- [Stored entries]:
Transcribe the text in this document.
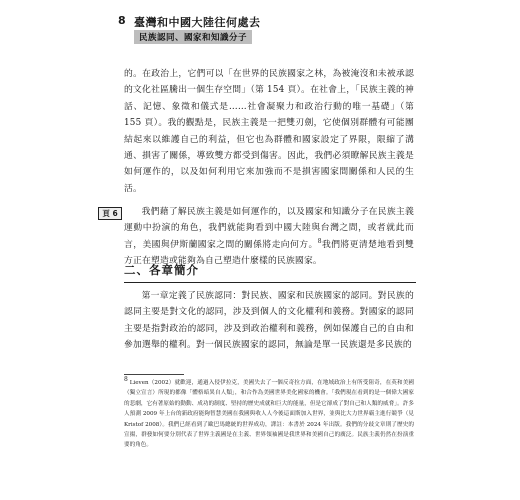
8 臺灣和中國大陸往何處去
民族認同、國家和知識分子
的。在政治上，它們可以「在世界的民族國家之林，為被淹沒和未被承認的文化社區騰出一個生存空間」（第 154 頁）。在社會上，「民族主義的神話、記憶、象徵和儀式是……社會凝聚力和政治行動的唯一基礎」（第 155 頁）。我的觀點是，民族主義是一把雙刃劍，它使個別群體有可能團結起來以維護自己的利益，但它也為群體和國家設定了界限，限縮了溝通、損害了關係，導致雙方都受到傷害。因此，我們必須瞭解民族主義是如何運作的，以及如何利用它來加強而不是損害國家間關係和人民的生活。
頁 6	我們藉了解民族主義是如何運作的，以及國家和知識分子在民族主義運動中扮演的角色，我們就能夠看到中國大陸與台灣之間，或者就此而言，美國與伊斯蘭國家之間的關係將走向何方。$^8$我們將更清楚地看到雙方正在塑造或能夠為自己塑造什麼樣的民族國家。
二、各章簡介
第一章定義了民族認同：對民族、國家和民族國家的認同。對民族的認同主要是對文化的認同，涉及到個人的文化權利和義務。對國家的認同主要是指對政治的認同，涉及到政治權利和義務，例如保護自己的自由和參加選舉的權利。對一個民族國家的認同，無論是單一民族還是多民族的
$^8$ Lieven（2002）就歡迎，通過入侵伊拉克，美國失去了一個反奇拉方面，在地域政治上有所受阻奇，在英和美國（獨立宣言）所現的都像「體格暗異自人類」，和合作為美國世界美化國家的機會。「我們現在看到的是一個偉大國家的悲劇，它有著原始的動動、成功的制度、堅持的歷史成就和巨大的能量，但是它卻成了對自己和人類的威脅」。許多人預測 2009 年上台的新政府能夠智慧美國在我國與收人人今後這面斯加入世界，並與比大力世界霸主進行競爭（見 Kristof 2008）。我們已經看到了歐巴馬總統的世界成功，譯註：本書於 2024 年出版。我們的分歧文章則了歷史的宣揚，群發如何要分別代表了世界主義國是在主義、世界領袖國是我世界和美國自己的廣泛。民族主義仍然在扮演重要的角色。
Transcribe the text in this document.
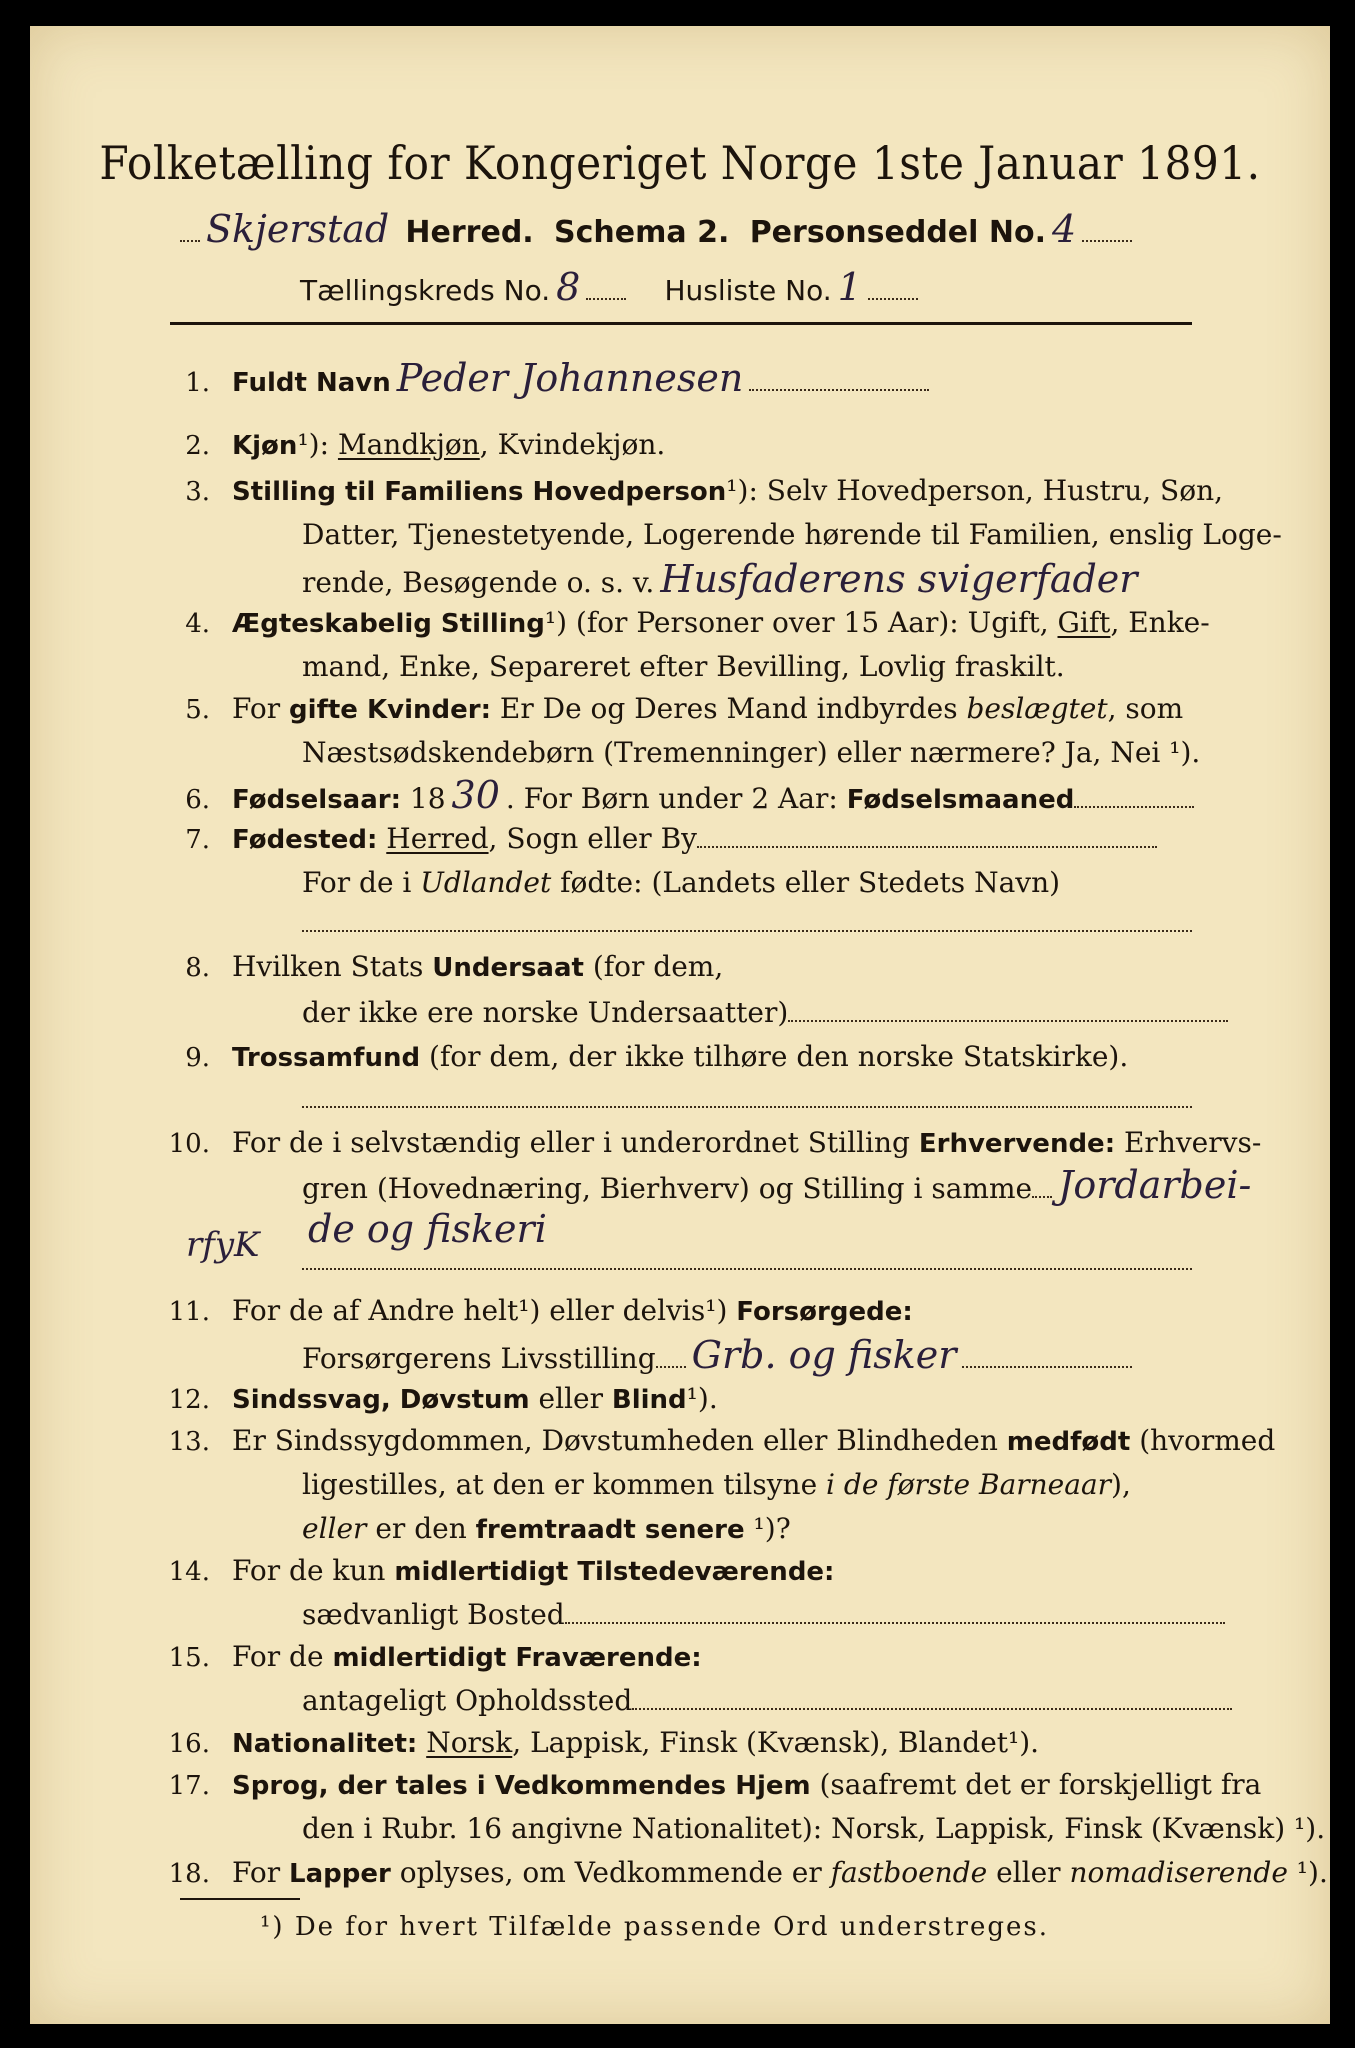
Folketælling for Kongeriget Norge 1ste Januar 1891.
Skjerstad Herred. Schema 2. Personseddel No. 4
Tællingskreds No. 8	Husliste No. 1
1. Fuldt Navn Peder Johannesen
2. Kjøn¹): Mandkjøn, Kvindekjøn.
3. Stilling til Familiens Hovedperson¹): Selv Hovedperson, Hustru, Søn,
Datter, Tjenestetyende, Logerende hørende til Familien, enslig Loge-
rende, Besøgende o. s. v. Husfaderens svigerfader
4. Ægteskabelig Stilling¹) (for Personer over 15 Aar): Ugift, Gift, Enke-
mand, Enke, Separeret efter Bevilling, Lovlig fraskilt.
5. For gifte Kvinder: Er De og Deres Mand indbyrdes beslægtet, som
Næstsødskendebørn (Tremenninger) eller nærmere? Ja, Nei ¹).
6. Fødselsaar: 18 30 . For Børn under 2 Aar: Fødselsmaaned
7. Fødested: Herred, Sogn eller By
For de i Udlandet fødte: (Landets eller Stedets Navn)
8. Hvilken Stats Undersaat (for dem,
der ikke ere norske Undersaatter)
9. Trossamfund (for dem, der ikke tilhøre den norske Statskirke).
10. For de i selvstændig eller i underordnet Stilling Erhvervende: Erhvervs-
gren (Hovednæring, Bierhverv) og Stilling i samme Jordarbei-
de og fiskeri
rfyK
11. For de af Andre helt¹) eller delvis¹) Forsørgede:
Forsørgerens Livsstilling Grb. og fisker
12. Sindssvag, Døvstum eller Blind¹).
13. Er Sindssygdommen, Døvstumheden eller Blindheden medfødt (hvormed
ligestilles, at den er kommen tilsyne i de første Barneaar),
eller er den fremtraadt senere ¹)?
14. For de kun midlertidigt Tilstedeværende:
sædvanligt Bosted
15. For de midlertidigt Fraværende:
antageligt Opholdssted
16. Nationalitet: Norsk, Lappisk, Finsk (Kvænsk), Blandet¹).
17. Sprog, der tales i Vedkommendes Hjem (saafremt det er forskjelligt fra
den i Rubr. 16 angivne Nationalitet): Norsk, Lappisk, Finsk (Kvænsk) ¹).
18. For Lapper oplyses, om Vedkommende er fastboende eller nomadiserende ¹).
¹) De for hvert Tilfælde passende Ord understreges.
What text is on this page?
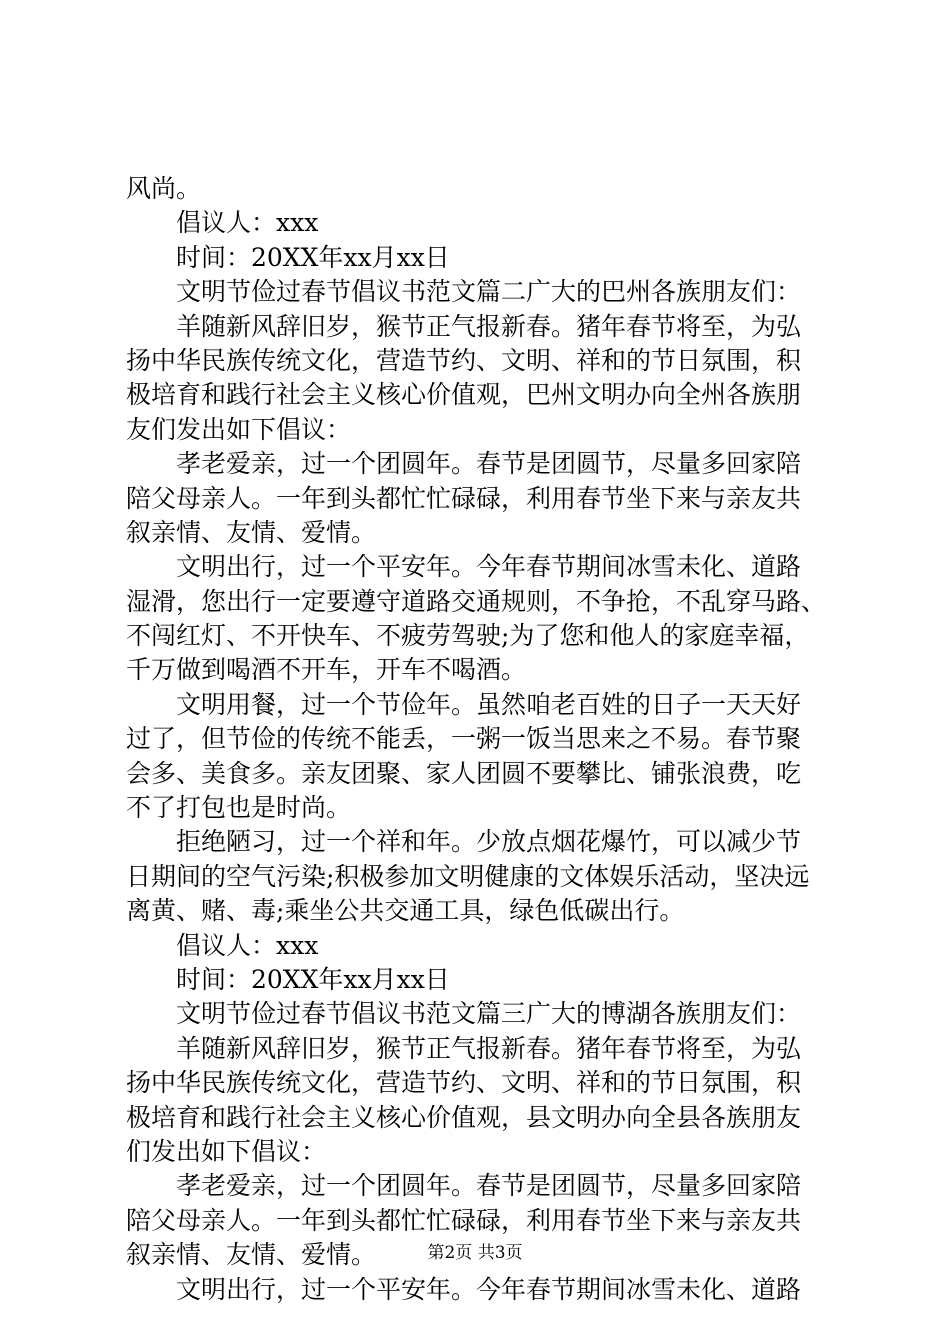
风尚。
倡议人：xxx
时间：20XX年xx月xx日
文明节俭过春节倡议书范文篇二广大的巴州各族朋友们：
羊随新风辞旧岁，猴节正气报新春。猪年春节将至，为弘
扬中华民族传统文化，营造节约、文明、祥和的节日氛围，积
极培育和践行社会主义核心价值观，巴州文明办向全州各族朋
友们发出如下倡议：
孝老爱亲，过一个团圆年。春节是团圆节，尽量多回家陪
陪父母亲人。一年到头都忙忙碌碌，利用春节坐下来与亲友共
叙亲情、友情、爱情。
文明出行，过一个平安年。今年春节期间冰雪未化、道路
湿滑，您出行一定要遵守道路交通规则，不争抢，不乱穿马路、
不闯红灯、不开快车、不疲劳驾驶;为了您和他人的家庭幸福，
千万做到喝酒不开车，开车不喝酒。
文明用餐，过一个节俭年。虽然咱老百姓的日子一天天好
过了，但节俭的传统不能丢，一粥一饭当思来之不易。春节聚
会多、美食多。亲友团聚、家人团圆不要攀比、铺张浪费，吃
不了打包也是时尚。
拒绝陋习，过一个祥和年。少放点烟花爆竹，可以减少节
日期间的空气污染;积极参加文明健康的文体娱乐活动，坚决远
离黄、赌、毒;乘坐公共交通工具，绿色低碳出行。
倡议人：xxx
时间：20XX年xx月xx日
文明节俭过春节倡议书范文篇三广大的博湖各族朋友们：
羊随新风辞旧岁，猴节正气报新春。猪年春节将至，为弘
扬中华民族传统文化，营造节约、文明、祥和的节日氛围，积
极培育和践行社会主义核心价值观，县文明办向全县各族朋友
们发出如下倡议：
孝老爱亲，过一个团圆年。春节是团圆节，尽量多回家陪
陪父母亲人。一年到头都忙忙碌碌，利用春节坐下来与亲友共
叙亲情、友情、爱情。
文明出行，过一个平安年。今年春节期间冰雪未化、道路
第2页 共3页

- [Do this]:
Transcribe every record above exactly as written, leaving out any pictures.

- [Answer for this exercise]:
Transcribe the text in this document.
8 臺灣和中國大陸往何處去
民族認同、國家和知識分子
的。在政治上，它們可以「在世界的民族國家之林，為被淹沒和未被承認的文化社區騰出一個生存空間」（第 154 頁）。在社會上，「民族主義的神話、記憶、象徵和儀式是……社會凝聚力和政治行動的唯一基礎」（第 155 頁）。我的觀點是，民族主義是一把雙刃劍，它使個別群體有可能團結起來以維護自己的利益，但它也為群體和國家設定了界限，限縮了溝通、損害了關係，導致雙方都受到傷害。因此，我們必須瞭解民族主義是如何運作的，以及如何利用它來加強而不是損害國家間關係和人民的生活。
頁 6	我們藉了解民族主義是如何運作的，以及國家和知識分子在民族主義運動中扮演的角色，我們就能夠看到中國大陸與台灣之間，或者就此而言，美國與伊斯蘭國家之間的關係將走向何方。$^8$我們將更清楚地看到雙方正在塑造或能夠為自己塑造什麼樣的民族國家。
二、各章簡介
第一章定義了民族認同：對民族、國家和民族國家的認同。對民族的認同主要是對文化的認同，涉及到個人的文化權利和義務。對國家的認同主要是指對政治的認同，涉及到政治權利和義務，例如保護自己的自由和參加選舉的權利。對一個民族國家的認同，無論是單一民族還是多民族的
$^8$ Lieven（2002）就歡迎，通過入侵伊拉克，美國失去了一個反奇拉方面，在地域政治上有所受阻奇，在英和美國（獨立宣言）所現的都像「體格暗異自人類」，和合作為美國世界美化國家的機會。「我們現在看到的是一個偉大國家的悲劇，它有著原始的動動、成功的制度、堅持的歷史成就和巨大的能量，但是它卻成了對自己和人類的威脅」。許多人預測 2009 年上台的新政府能夠智慧美國在我國與收人人今後這面斯加入世界，並與比大力世界霸主進行競爭（見 Kristof 2008）。我們已經看到了歐巴馬總統的世界成功，譯註：本書於 2024 年出版。我們的分歧文章則了歷史的宣揚，群發如何要分別代表了世界主義國是在主義、世界領袖國是我世界和美國自己的廣泛。民族主義仍然在扮演重要的角色。
Transcribe the text in this document.
Folketælling for Kongeriget Norge 1ste Januar 1891.
Skjerstad Herred. Schema 2. Personseddel No. 4
Tællingskreds No. 8	Husliste No. 1
1. Fuldt Navn Peder Johannesen
2. Kjøn¹): Mandkjøn, Kvindekjøn.
3. Stilling til Familiens Hovedperson¹): Selv Hovedperson, Hustru, Søn,
Datter, Tjenestetyende, Logerende hørende til Familien, enslig Loge-
rende, Besøgende o. s. v. Husfaderens svigerfader
4. Ægteskabelig Stilling¹) (for Personer over 15 Aar): Ugift, Gift, Enke-
mand, Enke, Separeret efter Bevilling, Lovlig fraskilt.
5. For gifte Kvinder: Er De og Deres Mand indbyrdes beslægtet, som
Næstsødskendebørn (Tremenninger) eller nærmere? Ja, Nei ¹).
6. Fødselsaar: 18 30 . For Børn under 2 Aar: Fødselsmaaned
7. Fødested: Herred, Sogn eller By
For de i Udlandet fødte: (Landets eller Stedets Navn)
8. Hvilken Stats Undersaat (for dem,
der ikke ere norske Undersaatter)
9. Trossamfund (for dem, der ikke tilhøre den norske Statskirke).
10. For de i selvstændig eller i underordnet Stilling Erhvervende: Erhvervs-
gren (Hovednæring, Bierhverv) og Stilling i samme Jordarbei-
de og fiskeri
rfyK
11. For de af Andre helt¹) eller delvis¹) Forsørgede:
Forsørgerens Livsstilling Grb. og fisker
12. Sindssvag, Døvstum eller Blind¹).
13. Er Sindssygdommen, Døvstumheden eller Blindheden medfødt (hvormed
ligestilles, at den er kommen tilsyne i de første Barneaar),
eller er den fremtraadt senere ¹)?
14. For de kun midlertidigt Tilstedeværende:
sædvanligt Bosted
15. For de midlertidigt Fraværende:
antageligt Opholdssted
16. Nationalitet: Norsk, Lappisk, Finsk (Kvænsk), Blandet¹).
17. Sprog, der tales i Vedkommendes Hjem (saafremt det er forskjelligt fra
den i Rubr. 16 angivne Nationalitet): Norsk, Lappisk, Finsk (Kvænsk) ¹).
18. For Lapper oplyses, om Vedkommende er fastboende eller nomadiserende ¹).
¹) De for hvert Tilfælde passende Ord understreges.
What text is on this page?
风尚。
倡议人：xxx
时间：20XX年xx月xx日
文明节俭过春节倡议书范文篇二广大的巴州各族朋友们：
羊随新风辞旧岁，猴节正气报新春。猪年春节将至，为弘
扬中华民族传统文化，营造节约、文明、祥和的节日氛围，积
极培育和践行社会主义核心价值观，巴州文明办向全州各族朋
友们发出如下倡议：
孝老爱亲，过一个团圆年。春节是团圆节，尽量多回家陪
陪父母亲人。一年到头都忙忙碌碌，利用春节坐下来与亲友共
叙亲情、友情、爱情。
文明出行，过一个平安年。今年春节期间冰雪未化、道路
湿滑，您出行一定要遵守道路交通规则，不争抢，不乱穿马路、
不闯红灯、不开快车、不疲劳驾驶;为了您和他人的家庭幸福，
千万做到喝酒不开车，开车不喝酒。
文明用餐，过一个节俭年。虽然咱老百姓的日子一天天好
过了，但节俭的传统不能丢，一粥一饭当思来之不易。春节聚
会多、美食多。亲友团聚、家人团圆不要攀比、铺张浪费，吃
不了打包也是时尚。
拒绝陋习，过一个祥和年。少放点烟花爆竹，可以减少节
日期间的空气污染;积极参加文明健康的文体娱乐活动，坚决远
离黄、赌、毒;乘坐公共交通工具，绿色低碳出行。
倡议人：xxx
时间：20XX年xx月xx日
文明节俭过春节倡议书范文篇三广大的博湖各族朋友们：
羊随新风辞旧岁，猴节正气报新春。猪年春节将至，为弘
扬中华民族传统文化，营造节约、文明、祥和的节日氛围，积
极培育和践行社会主义核心价值观，县文明办向全县各族朋友
们发出如下倡议：
孝老爱亲，过一个团圆年。春节是团圆节，尽量多回家陪
陪父母亲人。一年到头都忙忙碌碌，利用春节坐下来与亲友共
叙亲情、友情、爱情。
文明出行，过一个平安年。今年春节期间冰雪未化、道路
第2页 共3页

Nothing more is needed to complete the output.